DIRECTION ::
State the number of lines that include the string "siguientes", and write nothing else.

MATERIAL SUPPLIED ::
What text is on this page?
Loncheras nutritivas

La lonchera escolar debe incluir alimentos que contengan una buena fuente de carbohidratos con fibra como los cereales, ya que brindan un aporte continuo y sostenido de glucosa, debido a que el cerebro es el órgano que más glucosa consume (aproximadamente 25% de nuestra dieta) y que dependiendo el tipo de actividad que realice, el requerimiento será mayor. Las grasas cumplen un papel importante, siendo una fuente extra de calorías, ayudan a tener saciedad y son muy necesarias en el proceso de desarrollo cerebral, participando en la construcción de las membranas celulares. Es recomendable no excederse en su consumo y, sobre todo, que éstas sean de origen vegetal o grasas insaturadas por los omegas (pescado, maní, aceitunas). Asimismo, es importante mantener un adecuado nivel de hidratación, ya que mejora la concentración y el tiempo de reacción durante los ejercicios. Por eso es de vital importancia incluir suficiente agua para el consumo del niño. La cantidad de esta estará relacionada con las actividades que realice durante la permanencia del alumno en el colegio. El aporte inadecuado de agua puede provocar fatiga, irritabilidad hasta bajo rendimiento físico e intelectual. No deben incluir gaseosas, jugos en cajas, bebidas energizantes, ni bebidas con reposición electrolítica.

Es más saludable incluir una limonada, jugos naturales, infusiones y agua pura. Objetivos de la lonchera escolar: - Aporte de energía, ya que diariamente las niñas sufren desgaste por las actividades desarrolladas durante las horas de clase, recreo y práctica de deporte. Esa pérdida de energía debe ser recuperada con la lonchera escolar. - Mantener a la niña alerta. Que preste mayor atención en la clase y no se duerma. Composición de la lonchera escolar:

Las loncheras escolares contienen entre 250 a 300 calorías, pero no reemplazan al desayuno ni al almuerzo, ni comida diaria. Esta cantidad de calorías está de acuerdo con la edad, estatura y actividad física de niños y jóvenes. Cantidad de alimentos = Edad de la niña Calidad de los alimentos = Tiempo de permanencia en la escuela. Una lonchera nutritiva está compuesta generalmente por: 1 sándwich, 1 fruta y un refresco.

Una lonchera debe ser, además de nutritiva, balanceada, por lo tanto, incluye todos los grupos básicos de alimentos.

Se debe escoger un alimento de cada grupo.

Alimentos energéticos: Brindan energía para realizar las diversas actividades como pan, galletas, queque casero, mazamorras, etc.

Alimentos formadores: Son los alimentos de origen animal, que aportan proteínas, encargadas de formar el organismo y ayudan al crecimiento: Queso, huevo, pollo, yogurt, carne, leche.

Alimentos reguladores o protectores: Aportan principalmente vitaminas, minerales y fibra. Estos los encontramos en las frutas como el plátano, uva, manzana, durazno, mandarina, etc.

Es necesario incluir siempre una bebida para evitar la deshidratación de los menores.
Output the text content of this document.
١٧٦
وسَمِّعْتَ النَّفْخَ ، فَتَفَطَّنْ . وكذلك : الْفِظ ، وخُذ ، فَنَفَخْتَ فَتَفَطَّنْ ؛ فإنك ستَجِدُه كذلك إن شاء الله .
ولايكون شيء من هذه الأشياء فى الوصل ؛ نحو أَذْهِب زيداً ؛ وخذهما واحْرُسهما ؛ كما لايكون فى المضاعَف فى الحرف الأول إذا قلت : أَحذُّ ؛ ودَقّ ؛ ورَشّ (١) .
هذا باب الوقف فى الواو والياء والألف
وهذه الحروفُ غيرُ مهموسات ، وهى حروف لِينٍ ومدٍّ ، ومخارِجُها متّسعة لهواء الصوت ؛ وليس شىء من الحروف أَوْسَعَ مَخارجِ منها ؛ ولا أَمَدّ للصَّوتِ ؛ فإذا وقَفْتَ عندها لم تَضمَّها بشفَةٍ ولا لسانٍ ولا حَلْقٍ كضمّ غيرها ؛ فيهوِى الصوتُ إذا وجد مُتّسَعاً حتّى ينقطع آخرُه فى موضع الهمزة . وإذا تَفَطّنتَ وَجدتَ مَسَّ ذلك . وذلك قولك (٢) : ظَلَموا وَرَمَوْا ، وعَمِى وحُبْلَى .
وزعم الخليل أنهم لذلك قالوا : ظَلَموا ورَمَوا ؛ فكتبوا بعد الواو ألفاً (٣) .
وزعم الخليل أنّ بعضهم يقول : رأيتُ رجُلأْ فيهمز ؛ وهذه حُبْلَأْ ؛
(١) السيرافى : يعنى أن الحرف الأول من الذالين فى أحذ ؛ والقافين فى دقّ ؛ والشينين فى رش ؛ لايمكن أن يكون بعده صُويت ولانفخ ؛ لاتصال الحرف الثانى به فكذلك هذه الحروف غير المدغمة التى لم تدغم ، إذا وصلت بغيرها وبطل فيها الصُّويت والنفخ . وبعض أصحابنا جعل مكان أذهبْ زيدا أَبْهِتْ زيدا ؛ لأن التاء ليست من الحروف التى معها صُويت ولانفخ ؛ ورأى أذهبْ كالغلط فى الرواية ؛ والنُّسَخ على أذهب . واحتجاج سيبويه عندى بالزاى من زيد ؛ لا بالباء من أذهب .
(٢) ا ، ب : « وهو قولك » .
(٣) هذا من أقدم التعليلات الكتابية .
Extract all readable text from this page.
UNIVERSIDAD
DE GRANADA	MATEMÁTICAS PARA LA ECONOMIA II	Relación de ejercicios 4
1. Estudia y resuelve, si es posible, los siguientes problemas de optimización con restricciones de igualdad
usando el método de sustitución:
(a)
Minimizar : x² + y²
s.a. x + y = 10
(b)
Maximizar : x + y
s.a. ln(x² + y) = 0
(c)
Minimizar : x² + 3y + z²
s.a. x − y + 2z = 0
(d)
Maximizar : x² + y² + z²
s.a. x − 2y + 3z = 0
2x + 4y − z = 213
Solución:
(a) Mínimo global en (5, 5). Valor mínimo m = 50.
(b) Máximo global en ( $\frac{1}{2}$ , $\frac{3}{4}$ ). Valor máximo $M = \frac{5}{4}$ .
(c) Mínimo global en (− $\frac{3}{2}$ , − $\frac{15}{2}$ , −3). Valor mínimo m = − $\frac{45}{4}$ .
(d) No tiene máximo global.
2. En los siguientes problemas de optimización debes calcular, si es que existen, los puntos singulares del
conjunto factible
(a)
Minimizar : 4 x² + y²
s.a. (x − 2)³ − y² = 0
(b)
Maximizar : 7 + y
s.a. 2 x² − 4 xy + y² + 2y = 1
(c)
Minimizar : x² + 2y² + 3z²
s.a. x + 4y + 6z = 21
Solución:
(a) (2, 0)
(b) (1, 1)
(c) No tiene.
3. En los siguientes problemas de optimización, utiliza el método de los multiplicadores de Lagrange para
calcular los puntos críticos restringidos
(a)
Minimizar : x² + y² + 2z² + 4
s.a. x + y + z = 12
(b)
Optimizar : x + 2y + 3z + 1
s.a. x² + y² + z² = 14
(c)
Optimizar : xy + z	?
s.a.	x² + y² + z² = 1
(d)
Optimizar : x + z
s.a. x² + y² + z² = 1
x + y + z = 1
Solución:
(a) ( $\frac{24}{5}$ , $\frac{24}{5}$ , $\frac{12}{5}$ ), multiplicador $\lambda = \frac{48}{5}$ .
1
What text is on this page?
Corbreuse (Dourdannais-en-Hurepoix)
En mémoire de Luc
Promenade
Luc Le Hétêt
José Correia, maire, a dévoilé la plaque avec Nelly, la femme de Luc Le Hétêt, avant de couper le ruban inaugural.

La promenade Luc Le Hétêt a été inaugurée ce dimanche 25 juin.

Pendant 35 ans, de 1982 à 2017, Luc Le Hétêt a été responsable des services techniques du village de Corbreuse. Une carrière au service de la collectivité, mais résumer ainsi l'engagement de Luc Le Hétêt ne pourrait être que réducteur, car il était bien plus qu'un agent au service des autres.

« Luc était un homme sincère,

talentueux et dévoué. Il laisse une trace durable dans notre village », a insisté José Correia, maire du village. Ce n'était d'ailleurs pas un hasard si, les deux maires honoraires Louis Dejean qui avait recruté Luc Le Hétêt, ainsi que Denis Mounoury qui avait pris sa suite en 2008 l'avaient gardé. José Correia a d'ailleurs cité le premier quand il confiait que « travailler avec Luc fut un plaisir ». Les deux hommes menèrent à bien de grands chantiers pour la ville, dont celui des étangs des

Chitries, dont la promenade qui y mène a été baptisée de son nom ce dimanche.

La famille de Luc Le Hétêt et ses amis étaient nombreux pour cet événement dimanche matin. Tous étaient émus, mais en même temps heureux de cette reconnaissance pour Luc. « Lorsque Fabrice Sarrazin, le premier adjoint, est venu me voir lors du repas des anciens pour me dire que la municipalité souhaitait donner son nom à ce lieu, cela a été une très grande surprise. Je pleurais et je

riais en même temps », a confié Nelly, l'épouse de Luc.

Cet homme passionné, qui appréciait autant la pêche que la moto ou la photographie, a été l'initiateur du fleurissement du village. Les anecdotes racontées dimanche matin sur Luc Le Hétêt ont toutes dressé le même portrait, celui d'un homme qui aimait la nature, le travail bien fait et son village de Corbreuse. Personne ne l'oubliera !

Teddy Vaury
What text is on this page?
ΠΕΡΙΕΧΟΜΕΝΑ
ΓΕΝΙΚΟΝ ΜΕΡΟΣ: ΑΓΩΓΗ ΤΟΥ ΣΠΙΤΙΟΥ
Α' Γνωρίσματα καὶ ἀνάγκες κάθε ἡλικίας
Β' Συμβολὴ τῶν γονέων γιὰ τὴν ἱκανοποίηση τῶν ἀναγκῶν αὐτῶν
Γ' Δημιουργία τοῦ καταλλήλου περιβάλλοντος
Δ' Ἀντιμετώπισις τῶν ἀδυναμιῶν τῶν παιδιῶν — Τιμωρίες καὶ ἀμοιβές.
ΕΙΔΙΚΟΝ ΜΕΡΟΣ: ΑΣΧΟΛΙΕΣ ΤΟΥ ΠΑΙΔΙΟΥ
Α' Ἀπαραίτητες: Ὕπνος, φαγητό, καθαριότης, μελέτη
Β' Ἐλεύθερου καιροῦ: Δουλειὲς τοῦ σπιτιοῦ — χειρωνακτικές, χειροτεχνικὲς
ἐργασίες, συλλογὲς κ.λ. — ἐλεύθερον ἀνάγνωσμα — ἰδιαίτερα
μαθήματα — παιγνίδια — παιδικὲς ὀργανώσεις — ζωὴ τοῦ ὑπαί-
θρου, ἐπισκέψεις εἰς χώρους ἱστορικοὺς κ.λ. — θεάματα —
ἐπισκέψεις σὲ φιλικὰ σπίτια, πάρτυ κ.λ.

SOLUTION ::
3